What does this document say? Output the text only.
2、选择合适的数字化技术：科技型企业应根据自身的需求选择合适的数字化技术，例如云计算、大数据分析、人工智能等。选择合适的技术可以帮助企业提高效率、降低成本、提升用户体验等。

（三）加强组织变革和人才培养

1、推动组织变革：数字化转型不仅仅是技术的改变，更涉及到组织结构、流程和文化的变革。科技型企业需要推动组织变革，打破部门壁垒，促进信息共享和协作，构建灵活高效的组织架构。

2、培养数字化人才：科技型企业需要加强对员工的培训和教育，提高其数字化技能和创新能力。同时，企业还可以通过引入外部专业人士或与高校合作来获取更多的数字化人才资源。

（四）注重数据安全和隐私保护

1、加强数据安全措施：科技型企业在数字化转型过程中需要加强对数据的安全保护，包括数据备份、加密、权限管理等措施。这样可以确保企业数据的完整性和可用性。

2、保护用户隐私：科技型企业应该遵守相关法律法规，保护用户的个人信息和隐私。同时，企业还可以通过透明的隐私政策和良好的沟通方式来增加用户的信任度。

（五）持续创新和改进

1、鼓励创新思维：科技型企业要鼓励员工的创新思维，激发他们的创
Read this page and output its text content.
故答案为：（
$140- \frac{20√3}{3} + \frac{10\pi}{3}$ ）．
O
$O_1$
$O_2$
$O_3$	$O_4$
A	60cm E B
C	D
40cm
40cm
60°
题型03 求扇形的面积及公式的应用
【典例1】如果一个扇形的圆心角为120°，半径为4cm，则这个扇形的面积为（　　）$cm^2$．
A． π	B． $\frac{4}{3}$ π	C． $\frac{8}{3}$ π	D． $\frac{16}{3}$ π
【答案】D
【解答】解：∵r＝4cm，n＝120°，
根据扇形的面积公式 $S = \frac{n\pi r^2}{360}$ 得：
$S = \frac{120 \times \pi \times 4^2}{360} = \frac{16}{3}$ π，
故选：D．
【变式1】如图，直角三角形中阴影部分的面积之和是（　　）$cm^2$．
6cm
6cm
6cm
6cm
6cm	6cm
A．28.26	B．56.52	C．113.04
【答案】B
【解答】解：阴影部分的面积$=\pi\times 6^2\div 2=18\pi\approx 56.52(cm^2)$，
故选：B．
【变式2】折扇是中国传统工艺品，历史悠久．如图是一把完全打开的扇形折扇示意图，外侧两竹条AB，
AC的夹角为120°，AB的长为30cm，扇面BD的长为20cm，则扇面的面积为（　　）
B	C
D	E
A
* * *
» **Instructions for the task**:
Please repeat the listing exactly, with nothing left out.

» **Task answer**:
What does this document say? Output the text only.
2、选择合适的数字化技术：科技型企业应根据自身的需求选择合适的数字化技术，例如云计算、大数据分析、人工智能等。选择合适的技术可以帮助企业提高效率、降低成本、提升用户体验等。

（三）加强组织变革和人才培养

1、推动组织变革：数字化转型不仅仅是技术的改变，更涉及到组织结构、流程和文化的变革。科技型企业需要推动组织变革，打破部门壁垒，促进信息共享和协作，构建灵活高效的组织架构。

2、培养数字化人才：科技型企业需要加强对员工的培训和教育，提高其数字化技能和创新能力。同时，企业还可以通过引入外部专业人士或与高校合作来获取更多的数字化人才资源。

（四）注重数据安全和隐私保护

1、加强数据安全措施：科技型企业在数字化转型过程中需要加强对数据的安全保护，包括数据备份、加密、权限管理等措施。这样可以确保企业数据的完整性和可用性。

2、保护用户隐私：科技型企业应该遵守相关法律法规，保护用户的个人信息和隐私。同时，企业还可以通过透明的隐私政策和良好的沟通方式来增加用户的信任度。

（五）持续创新和改进

1、鼓励创新思维：科技型企业要鼓励员工的创新思维，激发他们的创
Read this page and output its text content.
故答案为：（
$140- \frac{20√3}{3} + \frac{10\pi}{3}$ ）．
O
$O_1$
$O_2$
$O_3$	$O_4$
A	60cm E B
C	D
40cm
40cm
60°
题型03 求扇形的面积及公式的应用
【典例1】如果一个扇形的圆心角为120°，半径为4cm，则这个扇形的面积为（　　）$cm^2$．
A． π	B． $\frac{4}{3}$ π	C． $\frac{8}{3}$ π	D． $\frac{16}{3}$ π
【答案】D
【解答】解：∵r＝4cm，n＝120°，
根据扇形的面积公式 $S = \frac{n\pi r^2}{360}$ 得：
$S = \frac{120 \times \pi \times 4^2}{360} = \frac{16}{3}$ π，
故选：D．
【变式1】如图，直角三角形中阴影部分的面积之和是（　　）$cm^2$．
6cm
6cm
6cm
6cm
6cm	6cm
A．28.26	B．56.52	C．113.04
【答案】B
【解答】解：阴影部分的面积$=\pi\times 6^2\div 2=18\pi\approx 56.52(cm^2)$，
故选：B．
【变式2】折扇是中国传统工艺品，历史悠久．如图是一把完全打开的扇形折扇示意图，外侧两竹条AB，
AC的夹角为120°，AB的长为30cm，扇面BD的长为20cm，则扇面的面积为（　　）
B	C
D	E
A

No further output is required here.